**EXTRACTED ENTRIES**
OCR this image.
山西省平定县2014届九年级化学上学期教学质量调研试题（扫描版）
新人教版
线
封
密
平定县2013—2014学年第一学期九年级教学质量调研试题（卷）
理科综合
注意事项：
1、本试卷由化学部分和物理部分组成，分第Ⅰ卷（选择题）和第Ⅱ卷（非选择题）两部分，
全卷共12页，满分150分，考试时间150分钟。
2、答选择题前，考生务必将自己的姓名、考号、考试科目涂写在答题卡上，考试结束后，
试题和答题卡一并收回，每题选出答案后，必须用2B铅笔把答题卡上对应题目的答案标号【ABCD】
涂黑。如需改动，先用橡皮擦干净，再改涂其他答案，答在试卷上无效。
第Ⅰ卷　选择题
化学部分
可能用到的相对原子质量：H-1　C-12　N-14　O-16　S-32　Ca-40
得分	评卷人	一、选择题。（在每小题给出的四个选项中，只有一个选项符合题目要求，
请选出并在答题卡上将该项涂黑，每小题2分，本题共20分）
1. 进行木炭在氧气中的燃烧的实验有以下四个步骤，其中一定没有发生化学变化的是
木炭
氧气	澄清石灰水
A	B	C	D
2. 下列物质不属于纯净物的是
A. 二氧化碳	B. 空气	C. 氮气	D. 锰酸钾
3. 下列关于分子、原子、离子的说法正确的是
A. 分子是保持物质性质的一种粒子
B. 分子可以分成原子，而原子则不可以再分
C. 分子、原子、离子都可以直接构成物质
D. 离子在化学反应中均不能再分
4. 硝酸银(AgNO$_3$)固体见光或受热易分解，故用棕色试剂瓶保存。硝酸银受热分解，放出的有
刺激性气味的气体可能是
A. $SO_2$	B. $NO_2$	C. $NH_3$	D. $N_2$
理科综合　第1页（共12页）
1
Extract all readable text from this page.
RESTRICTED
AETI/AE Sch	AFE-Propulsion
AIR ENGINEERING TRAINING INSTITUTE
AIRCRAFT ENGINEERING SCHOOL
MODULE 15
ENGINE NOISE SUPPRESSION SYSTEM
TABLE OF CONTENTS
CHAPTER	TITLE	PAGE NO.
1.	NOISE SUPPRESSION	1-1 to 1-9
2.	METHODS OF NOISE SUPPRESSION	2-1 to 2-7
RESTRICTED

**WORK TO BE COMPLETED**
From the records above, extract everything verbatim.

**ANSWER TO THIS TASK**
OCR this image.
山西省平定县2014届九年级化学上学期教学质量调研试题（扫描版）
新人教版
线
封
密
平定县2013—2014学年第一学期九年级教学质量调研试题（卷）
理科综合
注意事项：
1、本试卷由化学部分和物理部分组成，分第Ⅰ卷（选择题）和第Ⅱ卷（非选择题）两部分，
全卷共12页，满分150分，考试时间150分钟。
2、答选择题前，考生务必将自己的姓名、考号、考试科目涂写在答题卡上，考试结束后，
试题和答题卡一并收回，每题选出答案后，必须用2B铅笔把答题卡上对应题目的答案标号【ABCD】
涂黑。如需改动，先用橡皮擦干净，再改涂其他答案，答在试卷上无效。
第Ⅰ卷　选择题
化学部分
可能用到的相对原子质量：H-1　C-12　N-14　O-16　S-32　Ca-40
得分	评卷人	一、选择题。（在每小题给出的四个选项中，只有一个选项符合题目要求，
请选出并在答题卡上将该项涂黑，每小题2分，本题共20分）
1. 进行木炭在氧气中的燃烧的实验有以下四个步骤，其中一定没有发生化学变化的是
木炭
氧气	澄清石灰水
A	B	C	D
2. 下列物质不属于纯净物的是
A. 二氧化碳	B. 空气	C. 氮气	D. 锰酸钾
3. 下列关于分子、原子、离子的说法正确的是
A. 分子是保持物质性质的一种粒子
B. 分子可以分成原子，而原子则不可以再分
C. 分子、原子、离子都可以直接构成物质
D. 离子在化学反应中均不能再分
4. 硝酸银(AgNO$_3$)固体见光或受热易分解，故用棕色试剂瓶保存。硝酸银受热分解，放出的有
刺激性气味的气体可能是
A. $SO_2$	B. $NO_2$	C. $NH_3$	D. $N_2$
理科综合　第1页（共12页）
1
Extract all readable text from this page.
RESTRICTED
AETI/AE Sch	AFE-Propulsion
AIR ENGINEERING TRAINING INSTITUTE
AIRCRAFT ENGINEERING SCHOOL
MODULE 15
ENGINE NOISE SUPPRESSION SYSTEM
TABLE OF CONTENTS
CHAPTER	TITLE	PAGE NO.
1.	NOISE SUPPRESSION	1-1 to 1-9
2.	METHODS OF NOISE SUPPRESSION	2-1 to 2-7
RESTRICTED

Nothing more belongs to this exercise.